TASK STATEMENT —
From the entries that follow, pick out all lines holding "title".

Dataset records
[start]

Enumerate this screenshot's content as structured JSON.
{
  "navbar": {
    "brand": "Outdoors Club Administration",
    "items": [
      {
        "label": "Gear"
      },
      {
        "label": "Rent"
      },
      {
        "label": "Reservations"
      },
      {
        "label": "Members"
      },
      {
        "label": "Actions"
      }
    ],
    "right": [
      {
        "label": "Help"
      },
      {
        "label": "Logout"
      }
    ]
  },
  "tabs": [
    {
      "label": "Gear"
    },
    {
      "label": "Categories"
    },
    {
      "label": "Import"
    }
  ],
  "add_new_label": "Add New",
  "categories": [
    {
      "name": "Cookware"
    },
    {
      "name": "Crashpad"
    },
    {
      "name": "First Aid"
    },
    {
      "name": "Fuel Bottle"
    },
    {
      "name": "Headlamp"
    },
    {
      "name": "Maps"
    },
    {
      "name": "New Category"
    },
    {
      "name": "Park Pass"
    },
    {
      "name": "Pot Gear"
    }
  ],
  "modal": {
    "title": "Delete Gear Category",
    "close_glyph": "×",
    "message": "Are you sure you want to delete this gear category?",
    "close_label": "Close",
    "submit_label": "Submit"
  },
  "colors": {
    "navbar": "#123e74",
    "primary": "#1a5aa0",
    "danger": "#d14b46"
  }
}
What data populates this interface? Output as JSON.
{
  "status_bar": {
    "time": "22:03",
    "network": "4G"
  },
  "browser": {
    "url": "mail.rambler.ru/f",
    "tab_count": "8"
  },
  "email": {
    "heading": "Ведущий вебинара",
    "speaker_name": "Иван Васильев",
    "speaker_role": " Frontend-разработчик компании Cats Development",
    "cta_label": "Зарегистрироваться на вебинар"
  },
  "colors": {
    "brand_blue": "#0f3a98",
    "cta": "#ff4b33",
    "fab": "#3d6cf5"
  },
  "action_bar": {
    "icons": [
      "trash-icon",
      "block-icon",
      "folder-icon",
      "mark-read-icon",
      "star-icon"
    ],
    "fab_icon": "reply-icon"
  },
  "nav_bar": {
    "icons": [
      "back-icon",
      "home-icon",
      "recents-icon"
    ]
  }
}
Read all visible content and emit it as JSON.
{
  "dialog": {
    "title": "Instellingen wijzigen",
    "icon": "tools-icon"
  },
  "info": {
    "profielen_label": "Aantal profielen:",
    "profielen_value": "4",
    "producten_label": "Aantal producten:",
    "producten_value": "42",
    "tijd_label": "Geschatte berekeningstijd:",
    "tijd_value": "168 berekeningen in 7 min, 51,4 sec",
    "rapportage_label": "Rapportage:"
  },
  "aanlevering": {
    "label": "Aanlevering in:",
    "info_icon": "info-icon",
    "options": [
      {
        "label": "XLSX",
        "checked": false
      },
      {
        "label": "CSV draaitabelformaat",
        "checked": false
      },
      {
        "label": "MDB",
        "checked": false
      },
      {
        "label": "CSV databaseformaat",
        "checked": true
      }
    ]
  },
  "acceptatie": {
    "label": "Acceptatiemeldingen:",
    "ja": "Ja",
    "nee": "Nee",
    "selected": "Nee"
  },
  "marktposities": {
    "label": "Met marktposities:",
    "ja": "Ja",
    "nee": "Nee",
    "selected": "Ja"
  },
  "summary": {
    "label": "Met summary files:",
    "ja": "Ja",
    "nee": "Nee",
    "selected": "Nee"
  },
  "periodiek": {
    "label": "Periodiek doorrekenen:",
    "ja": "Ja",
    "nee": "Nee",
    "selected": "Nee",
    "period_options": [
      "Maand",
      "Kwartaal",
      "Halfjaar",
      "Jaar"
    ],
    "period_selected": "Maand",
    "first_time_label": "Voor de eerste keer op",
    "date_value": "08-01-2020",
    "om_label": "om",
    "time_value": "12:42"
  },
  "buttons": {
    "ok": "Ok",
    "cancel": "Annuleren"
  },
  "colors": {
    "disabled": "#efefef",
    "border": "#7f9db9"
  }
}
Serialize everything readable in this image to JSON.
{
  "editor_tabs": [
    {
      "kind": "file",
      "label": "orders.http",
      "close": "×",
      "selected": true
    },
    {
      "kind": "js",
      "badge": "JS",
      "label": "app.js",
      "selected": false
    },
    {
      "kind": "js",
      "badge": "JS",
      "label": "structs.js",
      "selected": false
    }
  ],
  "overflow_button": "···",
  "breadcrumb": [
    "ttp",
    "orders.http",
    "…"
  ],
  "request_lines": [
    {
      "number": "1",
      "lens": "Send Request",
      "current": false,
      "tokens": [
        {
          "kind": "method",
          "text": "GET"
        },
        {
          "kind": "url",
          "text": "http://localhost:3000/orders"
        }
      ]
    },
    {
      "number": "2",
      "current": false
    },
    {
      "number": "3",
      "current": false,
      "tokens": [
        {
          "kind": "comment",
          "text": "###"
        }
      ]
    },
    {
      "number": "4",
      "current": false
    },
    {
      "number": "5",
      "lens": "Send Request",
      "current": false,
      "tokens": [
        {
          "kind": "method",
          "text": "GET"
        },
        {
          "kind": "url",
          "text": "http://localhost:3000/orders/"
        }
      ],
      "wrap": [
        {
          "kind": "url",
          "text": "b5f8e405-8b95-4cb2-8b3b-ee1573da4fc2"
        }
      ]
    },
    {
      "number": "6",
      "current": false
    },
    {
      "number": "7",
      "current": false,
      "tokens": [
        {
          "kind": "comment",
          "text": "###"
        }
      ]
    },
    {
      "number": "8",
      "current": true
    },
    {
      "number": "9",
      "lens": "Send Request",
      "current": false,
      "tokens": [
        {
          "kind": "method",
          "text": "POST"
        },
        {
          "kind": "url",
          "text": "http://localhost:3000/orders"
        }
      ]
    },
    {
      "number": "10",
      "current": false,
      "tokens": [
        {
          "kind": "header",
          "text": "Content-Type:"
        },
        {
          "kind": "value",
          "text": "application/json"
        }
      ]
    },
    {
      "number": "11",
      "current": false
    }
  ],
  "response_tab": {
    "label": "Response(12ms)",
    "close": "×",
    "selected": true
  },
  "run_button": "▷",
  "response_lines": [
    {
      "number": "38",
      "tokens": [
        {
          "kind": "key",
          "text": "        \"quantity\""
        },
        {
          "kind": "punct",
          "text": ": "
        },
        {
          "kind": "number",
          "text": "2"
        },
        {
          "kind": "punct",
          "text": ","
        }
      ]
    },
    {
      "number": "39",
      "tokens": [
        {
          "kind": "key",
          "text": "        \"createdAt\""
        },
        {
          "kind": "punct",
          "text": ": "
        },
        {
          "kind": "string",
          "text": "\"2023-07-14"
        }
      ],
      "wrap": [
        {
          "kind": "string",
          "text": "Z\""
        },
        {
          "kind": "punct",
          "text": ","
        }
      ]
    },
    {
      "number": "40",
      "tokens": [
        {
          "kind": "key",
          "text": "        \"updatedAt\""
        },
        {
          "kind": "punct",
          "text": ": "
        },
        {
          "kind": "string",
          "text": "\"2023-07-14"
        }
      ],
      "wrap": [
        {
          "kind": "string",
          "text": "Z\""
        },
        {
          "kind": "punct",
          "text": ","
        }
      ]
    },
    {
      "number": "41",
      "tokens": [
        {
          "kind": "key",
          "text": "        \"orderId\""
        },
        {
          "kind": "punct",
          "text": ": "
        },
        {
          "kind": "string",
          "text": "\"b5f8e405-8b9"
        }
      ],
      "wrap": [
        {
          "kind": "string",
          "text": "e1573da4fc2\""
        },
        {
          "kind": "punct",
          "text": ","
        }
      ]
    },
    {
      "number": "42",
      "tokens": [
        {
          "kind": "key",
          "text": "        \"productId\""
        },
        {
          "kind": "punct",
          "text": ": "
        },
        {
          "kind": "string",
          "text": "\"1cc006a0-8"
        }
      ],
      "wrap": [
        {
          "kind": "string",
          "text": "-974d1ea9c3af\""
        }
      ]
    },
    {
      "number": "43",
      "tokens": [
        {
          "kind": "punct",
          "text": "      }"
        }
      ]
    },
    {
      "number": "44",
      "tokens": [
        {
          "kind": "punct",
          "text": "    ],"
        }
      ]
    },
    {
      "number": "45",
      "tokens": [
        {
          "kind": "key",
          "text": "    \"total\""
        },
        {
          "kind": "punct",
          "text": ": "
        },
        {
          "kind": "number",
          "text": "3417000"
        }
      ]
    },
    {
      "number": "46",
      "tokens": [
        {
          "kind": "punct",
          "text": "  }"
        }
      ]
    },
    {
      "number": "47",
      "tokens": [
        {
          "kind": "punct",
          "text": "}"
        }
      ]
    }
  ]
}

[end]

EXERCISE ANSWER —
    "title": "Delete Gear Category",
    "title": "Instellingen wijzigen",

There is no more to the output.